PROBLEM TO WORK ON: Count how many rows below contain the string "line", matching case exactly, and reply with the number alone.

:: DATA LISTING

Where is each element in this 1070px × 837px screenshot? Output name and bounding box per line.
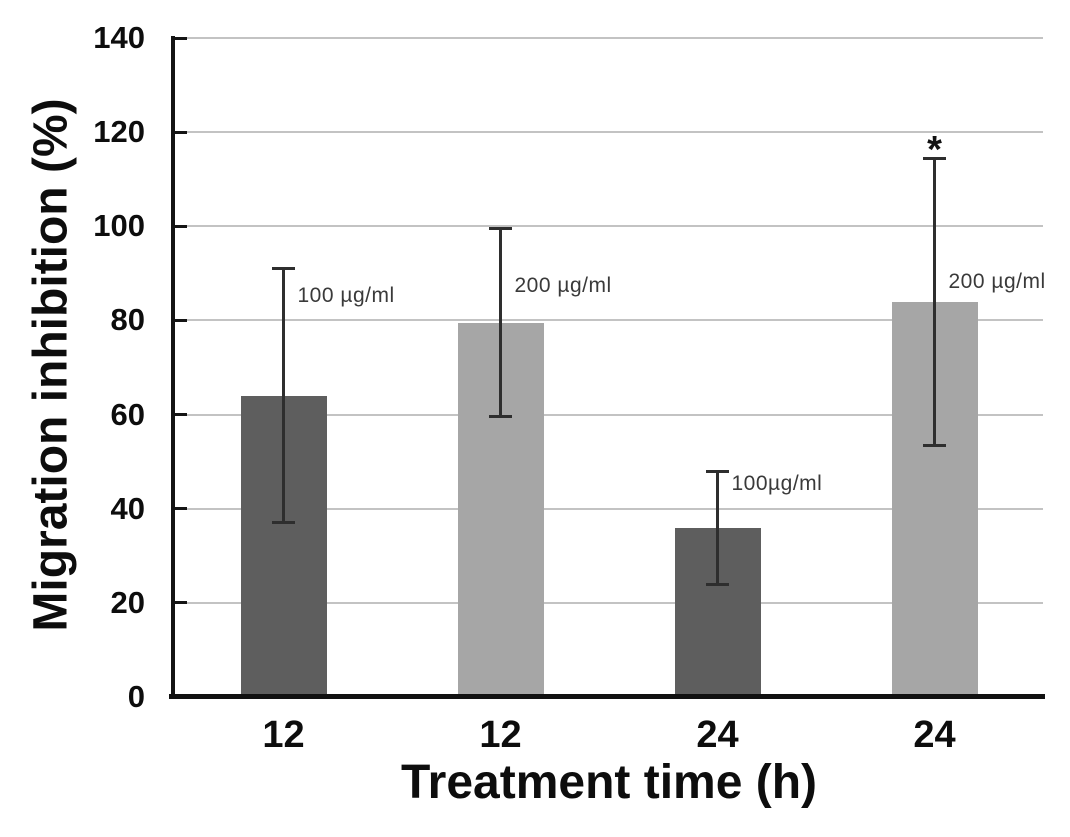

::::
:: DATA LISTING

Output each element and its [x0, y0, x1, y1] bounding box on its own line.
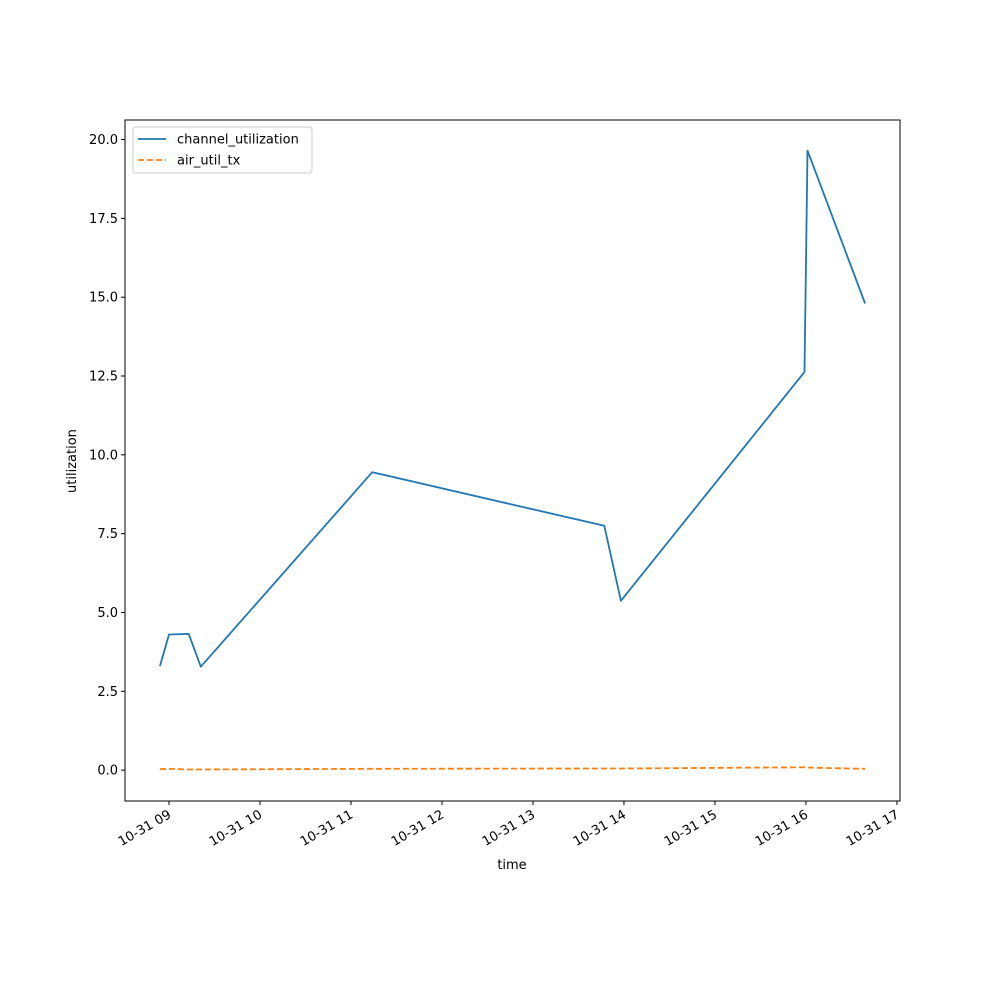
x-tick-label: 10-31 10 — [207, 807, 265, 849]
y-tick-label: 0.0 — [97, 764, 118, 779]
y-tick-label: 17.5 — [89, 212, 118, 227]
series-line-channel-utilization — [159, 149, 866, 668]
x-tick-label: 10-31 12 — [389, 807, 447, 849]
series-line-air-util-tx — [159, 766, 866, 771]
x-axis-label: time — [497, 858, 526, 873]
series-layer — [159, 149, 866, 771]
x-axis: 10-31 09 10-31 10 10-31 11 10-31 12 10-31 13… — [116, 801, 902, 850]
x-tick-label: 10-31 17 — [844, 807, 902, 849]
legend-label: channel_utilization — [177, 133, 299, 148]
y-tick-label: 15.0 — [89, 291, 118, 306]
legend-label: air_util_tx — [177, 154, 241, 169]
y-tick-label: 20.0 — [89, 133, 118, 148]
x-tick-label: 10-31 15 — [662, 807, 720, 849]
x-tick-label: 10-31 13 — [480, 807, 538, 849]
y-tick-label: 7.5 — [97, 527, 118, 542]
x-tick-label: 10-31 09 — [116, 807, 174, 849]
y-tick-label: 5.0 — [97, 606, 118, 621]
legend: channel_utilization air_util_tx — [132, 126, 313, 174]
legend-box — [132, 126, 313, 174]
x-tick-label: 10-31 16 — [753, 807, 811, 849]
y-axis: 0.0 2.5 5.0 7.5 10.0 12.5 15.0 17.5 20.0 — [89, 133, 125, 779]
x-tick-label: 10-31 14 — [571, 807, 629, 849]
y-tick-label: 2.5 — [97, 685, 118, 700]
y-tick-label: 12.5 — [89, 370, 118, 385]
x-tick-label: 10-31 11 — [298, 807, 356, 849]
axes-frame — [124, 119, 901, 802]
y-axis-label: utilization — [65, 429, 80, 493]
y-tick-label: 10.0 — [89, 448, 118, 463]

::::

WORKED SOLUTION: 4